▸ Given records:
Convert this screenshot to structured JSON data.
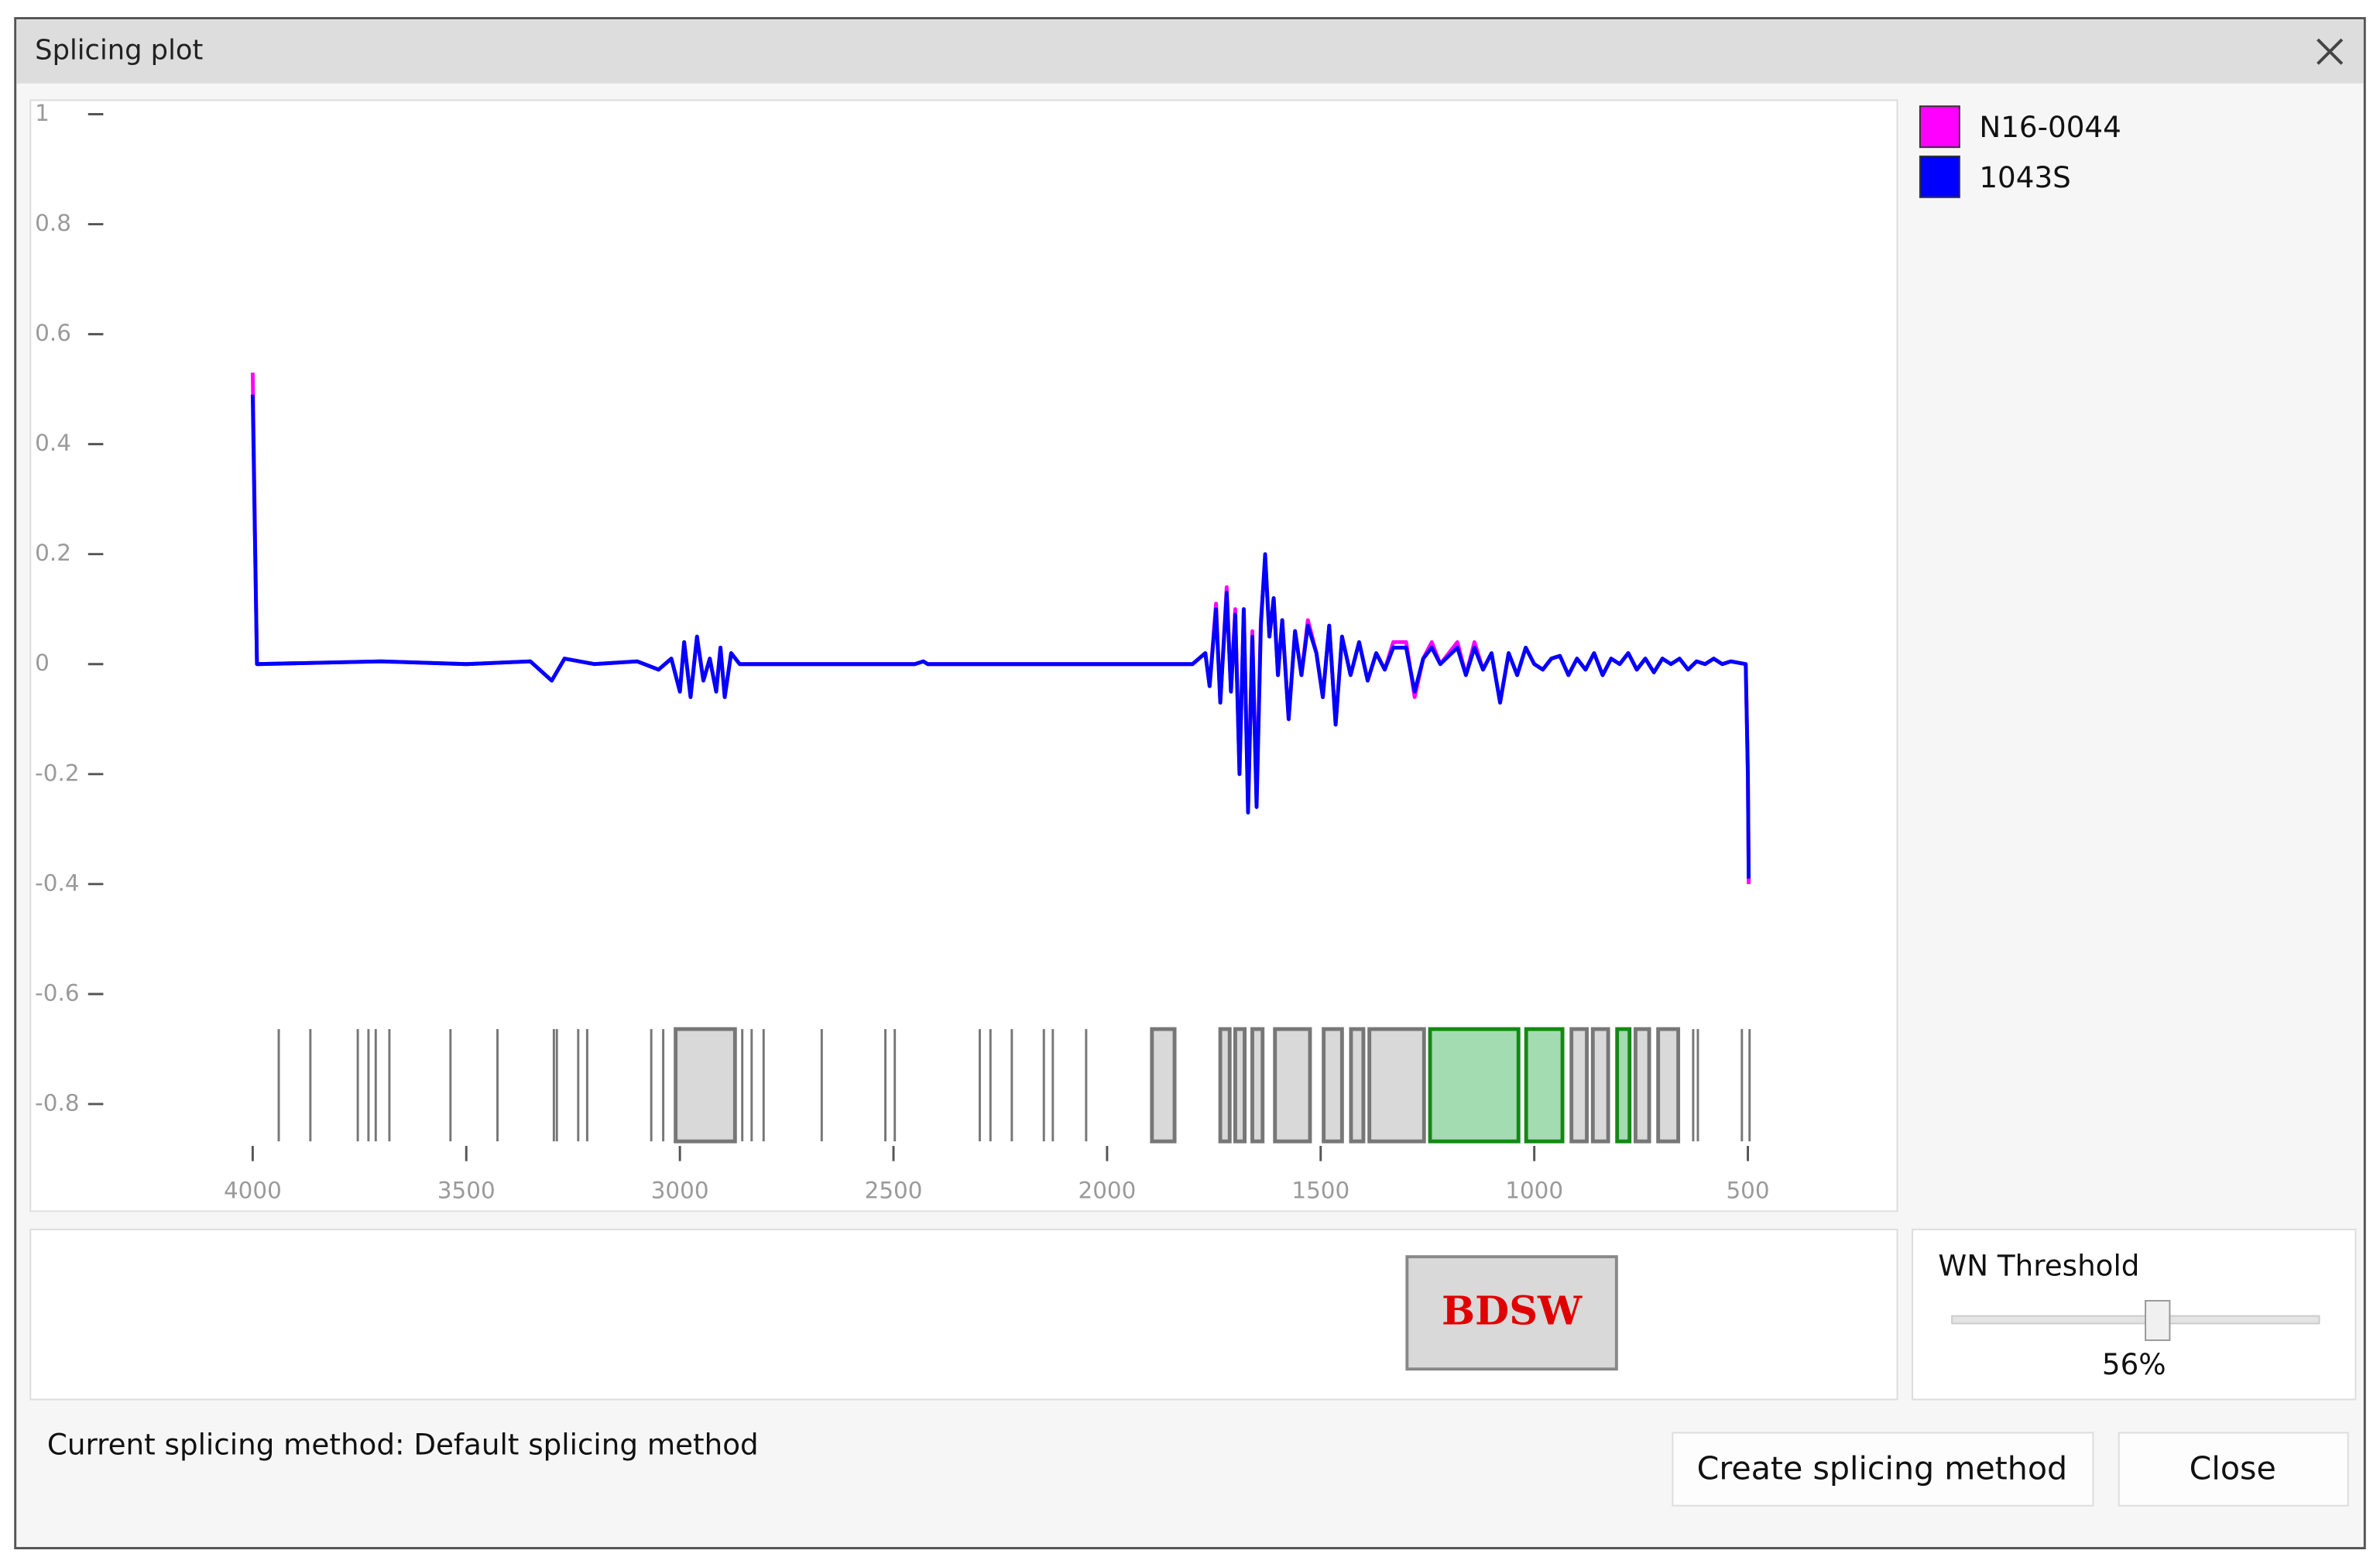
{
  "window": {
    "title": "Splicing plot"
  },
  "chart_data": {
    "type": "line",
    "x": [
      4000,
      3995,
      3990,
      3700,
      3500,
      3350,
      3300,
      3270,
      3200,
      3100,
      3050,
      3020,
      3000,
      2990,
      2975,
      2960,
      2945,
      2930,
      2915,
      2905,
      2895,
      2880,
      2860,
      2700,
      2450,
      2430,
      2420,
      1800,
      1770,
      1760,
      1745,
      1735,
      1720,
      1710,
      1700,
      1690,
      1680,
      1670,
      1660,
      1650,
      1640,
      1630,
      1620,
      1610,
      1600,
      1590,
      1575,
      1560,
      1545,
      1530,
      1510,
      1495,
      1480,
      1465,
      1450,
      1430,
      1410,
      1390,
      1370,
      1350,
      1330,
      1300,
      1280,
      1260,
      1240,
      1220,
      1200,
      1180,
      1160,
      1140,
      1120,
      1100,
      1080,
      1060,
      1040,
      1020,
      1000,
      980,
      960,
      940,
      920,
      900,
      880,
      860,
      840,
      820,
      800,
      780,
      760,
      740,
      720,
      700,
      680,
      660,
      640,
      620,
      600,
      580,
      560,
      540,
      505,
      500,
      498
    ],
    "series": [
      {
        "name": "N16-0044",
        "color": "#ff00ff",
        "values": [
          0.53,
          0.26,
          0,
          0.005,
          0,
          0.005,
          -0.03,
          0.01,
          0,
          0.005,
          -0.01,
          0.01,
          -0.05,
          0.04,
          -0.06,
          0.05,
          -0.03,
          0.01,
          -0.05,
          0.03,
          -0.06,
          0.02,
          0,
          0,
          0,
          0.005,
          0,
          0,
          0.02,
          -0.04,
          0.11,
          -0.07,
          0.14,
          -0.05,
          0.1,
          -0.2,
          0.1,
          -0.26,
          0.06,
          -0.25,
          0.08,
          0.19,
          0.05,
          0.12,
          -0.02,
          0.08,
          -0.1,
          0.06,
          -0.02,
          0.08,
          0.02,
          -0.06,
          0.07,
          -0.11,
          0.05,
          -0.02,
          0.04,
          -0.03,
          0.02,
          -0.01,
          0.04,
          0.04,
          -0.06,
          0.01,
          0.04,
          0,
          0.02,
          0.04,
          -0.02,
          0.04,
          -0.01,
          0.02,
          -0.07,
          0.02,
          -0.02,
          0.03,
          0,
          -0.01,
          0.01,
          0.015,
          -0.02,
          0.01,
          -0.01,
          0.02,
          -0.02,
          0.01,
          0,
          0.02,
          -0.01,
          0.01,
          -0.015,
          0.01,
          0,
          0.01,
          -0.01,
          0.005,
          0,
          0.01,
          0,
          0.005,
          0,
          -0.2,
          -0.4
        ]
      },
      {
        "name": "1043S",
        "color": "#0000ff",
        "values": [
          0.49,
          0.24,
          0,
          0.005,
          0,
          0.005,
          -0.03,
          0.01,
          0,
          0.005,
          -0.01,
          0.01,
          -0.05,
          0.04,
          -0.06,
          0.05,
          -0.03,
          0.01,
          -0.05,
          0.03,
          -0.06,
          0.02,
          0,
          0,
          0,
          0.005,
          0,
          0,
          0.02,
          -0.04,
          0.1,
          -0.07,
          0.13,
          -0.05,
          0.09,
          -0.2,
          0.1,
          -0.27,
          0.05,
          -0.26,
          0.07,
          0.2,
          0.05,
          0.12,
          -0.02,
          0.08,
          -0.1,
          0.06,
          -0.02,
          0.07,
          0.02,
          -0.06,
          0.07,
          -0.11,
          0.05,
          -0.02,
          0.04,
          -0.03,
          0.02,
          -0.01,
          0.03,
          0.03,
          -0.05,
          0.01,
          0.03,
          0,
          0.015,
          0.03,
          -0.02,
          0.03,
          -0.01,
          0.02,
          -0.07,
          0.02,
          -0.02,
          0.03,
          0,
          -0.01,
          0.01,
          0.015,
          -0.02,
          0.01,
          -0.01,
          0.02,
          -0.02,
          0.01,
          0,
          0.02,
          -0.01,
          0.01,
          -0.015,
          0.01,
          0,
          0.01,
          -0.01,
          0.005,
          0,
          0.01,
          0,
          0.005,
          0,
          -0.2,
          -0.39
        ]
      }
    ],
    "xlim": [
      4300,
      200
    ],
    "xticks": [
      4000,
      3500,
      3000,
      2500,
      2000,
      1500,
      1000,
      500
    ],
    "ylim": [
      -0.89,
      1.02
    ],
    "yticks": [
      1,
      0.8,
      0.6,
      0.4,
      0.2,
      0,
      -0.2,
      -0.4,
      -0.6,
      -0.8
    ],
    "region_lines": [
      3939,
      3865,
      3754,
      3729,
      3712,
      3680,
      3537,
      3427,
      3295,
      3288,
      3238,
      3217,
      3067,
      3039,
      2854,
      2832,
      2804,
      2668,
      2519,
      2497,
      2298,
      2273,
      2223,
      2148,
      2127,
      2049,
      1735,
      1717,
      1700,
      1636,
      628,
      617,
      514,
      496
    ],
    "regions": [
      [
        3010,
        2871
      ],
      [
        1895,
        1842
      ],
      [
        1735,
        1713
      ],
      [
        1700,
        1678
      ],
      [
        1660,
        1636
      ],
      [
        1607,
        1525
      ],
      [
        1493,
        1450
      ],
      [
        1429,
        1400
      ],
      [
        1386,
        1258
      ],
      [
        913,
        877
      ],
      [
        863,
        827
      ],
      [
        763,
        731
      ],
      [
        710,
        663
      ]
    ],
    "selected_regions": [
      [
        1244,
        1037
      ],
      [
        1019,
        934
      ],
      [
        806,
        777
      ]
    ],
    "region_color": "#d9d9d9",
    "selected_color": "#a3dcb0"
  },
  "method_button": "BDSW",
  "threshold": {
    "title": "WN Threshold",
    "value": 56,
    "value_label": "56%"
  },
  "status": "Current splicing method: Default splicing method",
  "buttons": [
    "Create splicing method",
    "Close"
  ]
}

▸ Task: Return only those lines of the records that contain the string "title".

▸ Full answer:
    "title": "Splicing plot"
    "title": "WN Threshold",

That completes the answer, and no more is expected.